WORK TO DO
Under this task are some entries; return every one of them exactly.

* start AVAILABLE DATA *

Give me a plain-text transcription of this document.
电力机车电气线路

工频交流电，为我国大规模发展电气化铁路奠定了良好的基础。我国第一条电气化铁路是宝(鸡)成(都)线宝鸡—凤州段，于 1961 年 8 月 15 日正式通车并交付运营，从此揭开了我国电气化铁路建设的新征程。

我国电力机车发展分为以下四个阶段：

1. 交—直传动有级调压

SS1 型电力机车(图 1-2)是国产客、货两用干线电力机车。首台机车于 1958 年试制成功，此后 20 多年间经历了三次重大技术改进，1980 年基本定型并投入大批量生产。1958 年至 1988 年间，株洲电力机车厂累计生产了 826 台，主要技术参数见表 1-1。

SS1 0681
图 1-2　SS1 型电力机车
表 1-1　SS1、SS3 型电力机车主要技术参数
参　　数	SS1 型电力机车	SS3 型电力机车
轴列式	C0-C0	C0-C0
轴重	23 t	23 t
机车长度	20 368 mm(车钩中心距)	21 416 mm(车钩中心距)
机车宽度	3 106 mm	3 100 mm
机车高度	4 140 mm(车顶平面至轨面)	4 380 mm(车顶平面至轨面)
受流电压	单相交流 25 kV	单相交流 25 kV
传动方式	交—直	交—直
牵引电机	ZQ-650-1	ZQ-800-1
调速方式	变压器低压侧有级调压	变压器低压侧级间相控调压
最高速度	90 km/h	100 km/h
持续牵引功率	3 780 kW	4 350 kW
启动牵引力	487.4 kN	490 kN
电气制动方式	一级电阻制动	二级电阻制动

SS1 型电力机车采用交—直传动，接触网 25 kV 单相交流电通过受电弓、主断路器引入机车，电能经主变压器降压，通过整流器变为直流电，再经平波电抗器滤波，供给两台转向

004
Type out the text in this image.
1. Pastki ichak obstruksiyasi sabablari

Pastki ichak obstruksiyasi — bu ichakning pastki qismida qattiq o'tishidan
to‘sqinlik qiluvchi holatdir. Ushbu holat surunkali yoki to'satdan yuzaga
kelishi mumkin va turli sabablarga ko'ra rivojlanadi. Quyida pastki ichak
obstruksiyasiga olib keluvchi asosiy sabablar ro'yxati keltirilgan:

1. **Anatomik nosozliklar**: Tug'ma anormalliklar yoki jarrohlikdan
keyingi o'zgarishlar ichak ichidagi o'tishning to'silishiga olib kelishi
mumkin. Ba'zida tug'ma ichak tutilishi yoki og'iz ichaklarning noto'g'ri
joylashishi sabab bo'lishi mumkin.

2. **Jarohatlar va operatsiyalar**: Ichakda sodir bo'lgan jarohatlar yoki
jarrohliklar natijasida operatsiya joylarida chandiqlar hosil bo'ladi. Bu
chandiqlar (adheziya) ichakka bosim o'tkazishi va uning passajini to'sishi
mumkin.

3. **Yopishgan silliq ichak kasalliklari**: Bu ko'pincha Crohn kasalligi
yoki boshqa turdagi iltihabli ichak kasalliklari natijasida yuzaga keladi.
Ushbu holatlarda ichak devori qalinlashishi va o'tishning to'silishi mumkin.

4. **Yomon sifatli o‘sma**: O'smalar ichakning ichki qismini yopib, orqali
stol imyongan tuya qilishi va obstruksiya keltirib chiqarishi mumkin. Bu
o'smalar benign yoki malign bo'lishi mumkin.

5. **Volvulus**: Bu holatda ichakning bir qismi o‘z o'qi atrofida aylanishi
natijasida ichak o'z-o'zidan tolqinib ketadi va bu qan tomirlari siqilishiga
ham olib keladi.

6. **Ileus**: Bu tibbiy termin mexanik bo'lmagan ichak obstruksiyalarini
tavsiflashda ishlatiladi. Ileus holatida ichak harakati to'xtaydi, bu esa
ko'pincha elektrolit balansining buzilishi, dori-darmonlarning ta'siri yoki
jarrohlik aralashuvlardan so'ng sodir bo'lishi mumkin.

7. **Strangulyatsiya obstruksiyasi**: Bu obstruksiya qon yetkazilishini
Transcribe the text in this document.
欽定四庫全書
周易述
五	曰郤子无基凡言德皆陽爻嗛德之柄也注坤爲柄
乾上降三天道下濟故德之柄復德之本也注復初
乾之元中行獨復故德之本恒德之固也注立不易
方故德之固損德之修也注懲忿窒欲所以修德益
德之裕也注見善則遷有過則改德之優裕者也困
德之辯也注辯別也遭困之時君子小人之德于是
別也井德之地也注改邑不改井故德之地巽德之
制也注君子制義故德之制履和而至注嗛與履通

* end AVAILABLE DATA *

OUTPUT FOR THIS TASK
Give me a plain-text transcription of this document.
电力机车电气线路

工频交流电，为我国大规模发展电气化铁路奠定了良好的基础。我国第一条电气化铁路是宝(鸡)成(都)线宝鸡—凤州段，于 1961 年 8 月 15 日正式通车并交付运营，从此揭开了我国电气化铁路建设的新征程。

我国电力机车发展分为以下四个阶段：

1. 交—直传动有级调压

SS1 型电力机车(图 1-2)是国产客、货两用干线电力机车。首台机车于 1958 年试制成功，此后 20 多年间经历了三次重大技术改进，1980 年基本定型并投入大批量生产。1958 年至 1988 年间，株洲电力机车厂累计生产了 826 台，主要技术参数见表 1-1。

SS1 0681
图 1-2　SS1 型电力机车
表 1-1　SS1、SS3 型电力机车主要技术参数
参　　数	SS1 型电力机车	SS3 型电力机车
轴列式	C0-C0	C0-C0
轴重	23 t	23 t
机车长度	20 368 mm(车钩中心距)	21 416 mm(车钩中心距)
机车宽度	3 106 mm	3 100 mm
机车高度	4 140 mm(车顶平面至轨面)	4 380 mm(车顶平面至轨面)
受流电压	单相交流 25 kV	单相交流 25 kV
传动方式	交—直	交—直
牵引电机	ZQ-650-1	ZQ-800-1
调速方式	变压器低压侧有级调压	变压器低压侧级间相控调压
最高速度	90 km/h	100 km/h
持续牵引功率	3 780 kW	4 350 kW
启动牵引力	487.4 kN	490 kN
电气制动方式	一级电阻制动	二级电阻制动

SS1 型电力机车采用交—直传动，接触网 25 kV 单相交流电通过受电弓、主断路器引入机车，电能经主变压器降压，通过整流器变为直流电，再经平波电抗器滤波，供给两台转向

004
Type out the text in this image.
1. Pastki ichak obstruksiyasi sabablari

Pastki ichak obstruksiyasi — bu ichakning pastki qismida qattiq o'tishidan
to‘sqinlik qiluvchi holatdir. Ushbu holat surunkali yoki to'satdan yuzaga
kelishi mumkin va turli sabablarga ko'ra rivojlanadi. Quyida pastki ichak
obstruksiyasiga olib keluvchi asosiy sabablar ro'yxati keltirilgan:

1. **Anatomik nosozliklar**: Tug'ma anormalliklar yoki jarrohlikdan
keyingi o'zgarishlar ichak ichidagi o'tishning to'silishiga olib kelishi
mumkin. Ba'zida tug'ma ichak tutilishi yoki og'iz ichaklarning noto'g'ri
joylashishi sabab bo'lishi mumkin.

2. **Jarohatlar va operatsiyalar**: Ichakda sodir bo'lgan jarohatlar yoki
jarrohliklar natijasida operatsiya joylarida chandiqlar hosil bo'ladi. Bu
chandiqlar (adheziya) ichakka bosim o'tkazishi va uning passajini to'sishi
mumkin.

3. **Yopishgan silliq ichak kasalliklari**: Bu ko'pincha Crohn kasalligi
yoki boshqa turdagi iltihabli ichak kasalliklari natijasida yuzaga keladi.
Ushbu holatlarda ichak devori qalinlashishi va o'tishning to'silishi mumkin.

4. **Yomon sifatli o‘sma**: O'smalar ichakning ichki qismini yopib, orqali
stol imyongan tuya qilishi va obstruksiya keltirib chiqarishi mumkin. Bu
o'smalar benign yoki malign bo'lishi mumkin.

5. **Volvulus**: Bu holatda ichakning bir qismi o‘z o'qi atrofida aylanishi
natijasida ichak o'z-o'zidan tolqinib ketadi va bu qan tomirlari siqilishiga
ham olib keladi.

6. **Ileus**: Bu tibbiy termin mexanik bo'lmagan ichak obstruksiyalarini
tavsiflashda ishlatiladi. Ileus holatida ichak harakati to'xtaydi, bu esa
ko'pincha elektrolit balansining buzilishi, dori-darmonlarning ta'siri yoki
jarrohlik aralashuvlardan so'ng sodir bo'lishi mumkin.

7. **Strangulyatsiya obstruksiyasi**: Bu obstruksiya qon yetkazilishini
Transcribe the text in this document.
欽定四庫全書
周易述
五	曰郤子无基凡言德皆陽爻嗛德之柄也注坤爲柄
乾上降三天道下濟故德之柄復德之本也注復初
乾之元中行獨復故德之本恒德之固也注立不易
方故德之固損德之修也注懲忿窒欲所以修德益
德之裕也注見善則遷有過則改德之優裕者也困
德之辯也注辯別也遭困之時君子小人之德于是
別也井德之地也注改邑不改井故德之地巽德之
制也注君子制義故德之制履和而至注嗛與履通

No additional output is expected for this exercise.